──────── Dataset extract

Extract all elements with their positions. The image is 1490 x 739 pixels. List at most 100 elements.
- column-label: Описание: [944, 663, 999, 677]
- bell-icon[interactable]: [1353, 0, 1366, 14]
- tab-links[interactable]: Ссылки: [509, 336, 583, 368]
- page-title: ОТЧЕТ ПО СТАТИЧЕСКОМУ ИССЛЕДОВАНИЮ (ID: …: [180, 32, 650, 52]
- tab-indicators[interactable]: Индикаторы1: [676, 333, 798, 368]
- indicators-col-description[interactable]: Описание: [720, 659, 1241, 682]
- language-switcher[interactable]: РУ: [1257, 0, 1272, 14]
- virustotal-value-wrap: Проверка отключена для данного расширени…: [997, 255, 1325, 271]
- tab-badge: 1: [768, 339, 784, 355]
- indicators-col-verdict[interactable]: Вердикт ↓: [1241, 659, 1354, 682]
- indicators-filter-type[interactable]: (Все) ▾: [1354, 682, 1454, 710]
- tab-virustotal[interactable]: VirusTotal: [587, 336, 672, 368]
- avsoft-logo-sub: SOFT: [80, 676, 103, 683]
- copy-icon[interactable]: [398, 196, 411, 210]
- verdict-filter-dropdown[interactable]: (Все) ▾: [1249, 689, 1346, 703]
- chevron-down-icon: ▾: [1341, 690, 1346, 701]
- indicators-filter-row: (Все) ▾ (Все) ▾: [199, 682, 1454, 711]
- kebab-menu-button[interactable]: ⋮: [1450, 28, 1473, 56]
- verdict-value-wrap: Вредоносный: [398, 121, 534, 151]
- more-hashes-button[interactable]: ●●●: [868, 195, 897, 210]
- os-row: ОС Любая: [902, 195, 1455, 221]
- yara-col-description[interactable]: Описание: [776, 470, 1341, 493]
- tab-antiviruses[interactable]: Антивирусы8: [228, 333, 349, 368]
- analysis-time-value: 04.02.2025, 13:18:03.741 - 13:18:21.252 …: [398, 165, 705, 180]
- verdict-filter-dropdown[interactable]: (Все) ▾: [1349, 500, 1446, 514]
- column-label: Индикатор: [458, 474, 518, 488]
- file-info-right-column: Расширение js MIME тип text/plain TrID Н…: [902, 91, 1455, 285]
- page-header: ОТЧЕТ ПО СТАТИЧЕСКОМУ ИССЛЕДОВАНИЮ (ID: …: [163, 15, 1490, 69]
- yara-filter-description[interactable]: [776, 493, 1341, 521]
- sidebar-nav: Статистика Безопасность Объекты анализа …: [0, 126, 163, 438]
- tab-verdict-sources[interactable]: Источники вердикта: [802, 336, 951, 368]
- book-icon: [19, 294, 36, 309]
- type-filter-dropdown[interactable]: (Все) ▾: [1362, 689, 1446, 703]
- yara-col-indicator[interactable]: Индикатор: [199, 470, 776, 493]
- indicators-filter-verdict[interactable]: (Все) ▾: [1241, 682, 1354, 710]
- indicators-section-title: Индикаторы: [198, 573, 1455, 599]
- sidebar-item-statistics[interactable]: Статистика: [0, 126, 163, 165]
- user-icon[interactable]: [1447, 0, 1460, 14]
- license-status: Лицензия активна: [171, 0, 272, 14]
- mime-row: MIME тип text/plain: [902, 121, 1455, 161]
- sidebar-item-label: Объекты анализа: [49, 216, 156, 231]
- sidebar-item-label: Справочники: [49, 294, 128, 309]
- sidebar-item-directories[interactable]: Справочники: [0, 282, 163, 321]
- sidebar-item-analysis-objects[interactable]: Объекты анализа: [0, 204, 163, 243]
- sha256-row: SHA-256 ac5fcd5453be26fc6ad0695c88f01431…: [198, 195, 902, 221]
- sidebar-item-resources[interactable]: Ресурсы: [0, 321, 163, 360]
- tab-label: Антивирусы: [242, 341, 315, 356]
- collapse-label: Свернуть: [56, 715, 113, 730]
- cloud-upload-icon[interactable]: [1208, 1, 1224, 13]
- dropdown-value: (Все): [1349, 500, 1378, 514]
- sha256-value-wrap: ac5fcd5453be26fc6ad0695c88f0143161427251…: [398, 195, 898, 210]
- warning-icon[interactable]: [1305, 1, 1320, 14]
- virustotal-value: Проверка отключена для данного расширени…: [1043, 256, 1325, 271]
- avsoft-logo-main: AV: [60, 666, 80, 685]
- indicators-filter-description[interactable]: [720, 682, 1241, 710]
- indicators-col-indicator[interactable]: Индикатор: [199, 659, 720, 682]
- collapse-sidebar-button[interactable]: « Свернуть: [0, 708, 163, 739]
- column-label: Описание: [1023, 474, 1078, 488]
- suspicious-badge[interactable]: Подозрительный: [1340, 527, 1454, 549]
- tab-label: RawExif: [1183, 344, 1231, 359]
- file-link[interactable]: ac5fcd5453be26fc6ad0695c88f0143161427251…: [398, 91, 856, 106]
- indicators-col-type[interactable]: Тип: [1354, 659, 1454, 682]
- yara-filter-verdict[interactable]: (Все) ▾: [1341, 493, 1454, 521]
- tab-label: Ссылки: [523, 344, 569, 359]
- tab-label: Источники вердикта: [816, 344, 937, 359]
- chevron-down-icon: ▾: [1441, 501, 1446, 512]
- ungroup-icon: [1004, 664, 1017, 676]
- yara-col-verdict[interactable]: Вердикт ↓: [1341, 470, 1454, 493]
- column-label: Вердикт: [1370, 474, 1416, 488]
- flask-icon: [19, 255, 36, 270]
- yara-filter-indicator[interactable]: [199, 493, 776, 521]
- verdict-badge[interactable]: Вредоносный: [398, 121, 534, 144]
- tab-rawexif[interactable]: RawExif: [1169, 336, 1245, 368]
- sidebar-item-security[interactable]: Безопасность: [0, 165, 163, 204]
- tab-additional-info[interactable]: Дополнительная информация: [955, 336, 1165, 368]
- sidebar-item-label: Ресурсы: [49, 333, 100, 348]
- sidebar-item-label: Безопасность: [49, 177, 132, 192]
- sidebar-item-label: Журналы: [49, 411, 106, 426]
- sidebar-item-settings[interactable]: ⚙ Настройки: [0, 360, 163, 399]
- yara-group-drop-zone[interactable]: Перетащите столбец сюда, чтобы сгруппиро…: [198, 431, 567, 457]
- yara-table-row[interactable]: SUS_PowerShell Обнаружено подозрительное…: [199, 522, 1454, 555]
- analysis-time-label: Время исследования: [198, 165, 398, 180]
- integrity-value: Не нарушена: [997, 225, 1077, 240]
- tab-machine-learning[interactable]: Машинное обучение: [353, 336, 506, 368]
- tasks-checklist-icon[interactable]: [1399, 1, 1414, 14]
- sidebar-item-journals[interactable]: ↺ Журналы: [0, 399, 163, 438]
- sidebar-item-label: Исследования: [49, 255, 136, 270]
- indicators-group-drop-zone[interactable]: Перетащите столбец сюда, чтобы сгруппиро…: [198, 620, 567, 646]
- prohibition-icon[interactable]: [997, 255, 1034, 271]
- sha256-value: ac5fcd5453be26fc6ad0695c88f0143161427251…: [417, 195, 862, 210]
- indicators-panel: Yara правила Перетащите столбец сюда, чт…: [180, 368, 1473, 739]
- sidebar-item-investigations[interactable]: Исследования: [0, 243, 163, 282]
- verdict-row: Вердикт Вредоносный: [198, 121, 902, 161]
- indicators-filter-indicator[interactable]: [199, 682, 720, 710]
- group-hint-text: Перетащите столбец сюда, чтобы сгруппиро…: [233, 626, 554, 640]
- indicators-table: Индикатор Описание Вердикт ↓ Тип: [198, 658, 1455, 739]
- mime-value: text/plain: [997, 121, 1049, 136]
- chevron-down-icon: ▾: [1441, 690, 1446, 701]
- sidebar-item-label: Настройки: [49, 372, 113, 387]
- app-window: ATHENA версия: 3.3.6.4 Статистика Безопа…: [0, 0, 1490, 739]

────────────────

:: Activity ::
For each line above that contains "Вредоносный", add one to a count, then state only the final number.

:: Answer to this problem ::
3